**To do**: All records should be reproduced verbatim.

-------- Records for the exercise --------

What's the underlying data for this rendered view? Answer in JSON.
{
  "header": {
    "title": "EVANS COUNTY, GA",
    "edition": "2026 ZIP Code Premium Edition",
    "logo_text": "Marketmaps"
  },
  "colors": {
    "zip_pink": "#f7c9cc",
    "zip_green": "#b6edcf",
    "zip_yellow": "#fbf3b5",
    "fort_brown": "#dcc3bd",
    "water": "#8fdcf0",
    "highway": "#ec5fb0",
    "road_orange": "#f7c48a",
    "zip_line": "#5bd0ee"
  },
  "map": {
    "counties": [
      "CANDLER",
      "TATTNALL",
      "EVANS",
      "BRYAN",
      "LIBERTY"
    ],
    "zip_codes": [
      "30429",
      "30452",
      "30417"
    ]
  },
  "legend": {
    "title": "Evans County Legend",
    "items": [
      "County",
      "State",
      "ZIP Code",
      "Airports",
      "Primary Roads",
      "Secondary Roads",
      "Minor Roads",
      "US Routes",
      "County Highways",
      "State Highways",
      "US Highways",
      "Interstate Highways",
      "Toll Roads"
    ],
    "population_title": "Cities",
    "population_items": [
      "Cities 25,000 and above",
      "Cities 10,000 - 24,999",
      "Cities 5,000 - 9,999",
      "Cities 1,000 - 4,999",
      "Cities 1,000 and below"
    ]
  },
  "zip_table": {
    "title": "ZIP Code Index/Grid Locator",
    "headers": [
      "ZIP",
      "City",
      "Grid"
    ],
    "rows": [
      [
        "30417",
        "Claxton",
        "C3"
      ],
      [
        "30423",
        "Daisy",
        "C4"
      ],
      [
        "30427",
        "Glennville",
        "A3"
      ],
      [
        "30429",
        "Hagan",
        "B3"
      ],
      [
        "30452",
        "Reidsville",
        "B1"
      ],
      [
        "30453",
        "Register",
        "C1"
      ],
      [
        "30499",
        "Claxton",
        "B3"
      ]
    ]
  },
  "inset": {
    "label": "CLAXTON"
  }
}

--------

**Solution**:
What's the underlying data for this rendered view? Answer in JSON.
{
  "header": {
    "title": "EVANS COUNTY, GA",
    "edition": "2026 ZIP Code Premium Edition",
    "logo_text": "Marketmaps"
  },
  "colors": {
    "zip_pink": "#f7c9cc",
    "zip_green": "#b6edcf",
    "zip_yellow": "#fbf3b5",
    "fort_brown": "#dcc3bd",
    "water": "#8fdcf0",
    "highway": "#ec5fb0",
    "road_orange": "#f7c48a",
    "zip_line": "#5bd0ee"
  },
  "map": {
    "counties": [
      "CANDLER",
      "TATTNALL",
      "EVANS",
      "BRYAN",
      "LIBERTY"
    ],
    "zip_codes": [
      "30429",
      "30452",
      "30417"
    ]
  },
  "legend": {
    "title": "Evans County Legend",
    "items": [
      "County",
      "State",
      "ZIP Code",
      "Airports",
      "Primary Roads",
      "Secondary Roads",
      "Minor Roads",
      "US Routes",
      "County Highways",
      "State Highways",
      "US Highways",
      "Interstate Highways",
      "Toll Roads"
    ],
    "population_title": "Cities",
    "population_items": [
      "Cities 25,000 and above",
      "Cities 10,000 - 24,999",
      "Cities 5,000 - 9,999",
      "Cities 1,000 - 4,999",
      "Cities 1,000 and below"
    ]
  },
  "zip_table": {
    "title": "ZIP Code Index/Grid Locator",
    "headers": [
      "ZIP",
      "City",
      "Grid"
    ],
    "rows": [
      [
        "30417",
        "Claxton",
        "C3"
      ],
      [
        "30423",
        "Daisy",
        "C4"
      ],
      [
        "30427",
        "Glennville",
        "A3"
      ],
      [
        "30429",
        "Hagan",
        "B3"
      ],
      [
        "30452",
        "Reidsville",
        "B1"
      ],
      [
        "30453",
        "Register",
        "C1"
      ],
      [
        "30499",
        "Claxton",
        "B3"
      ]
    ]
  },
  "inset": {
    "label": "CLAXTON"
  }
}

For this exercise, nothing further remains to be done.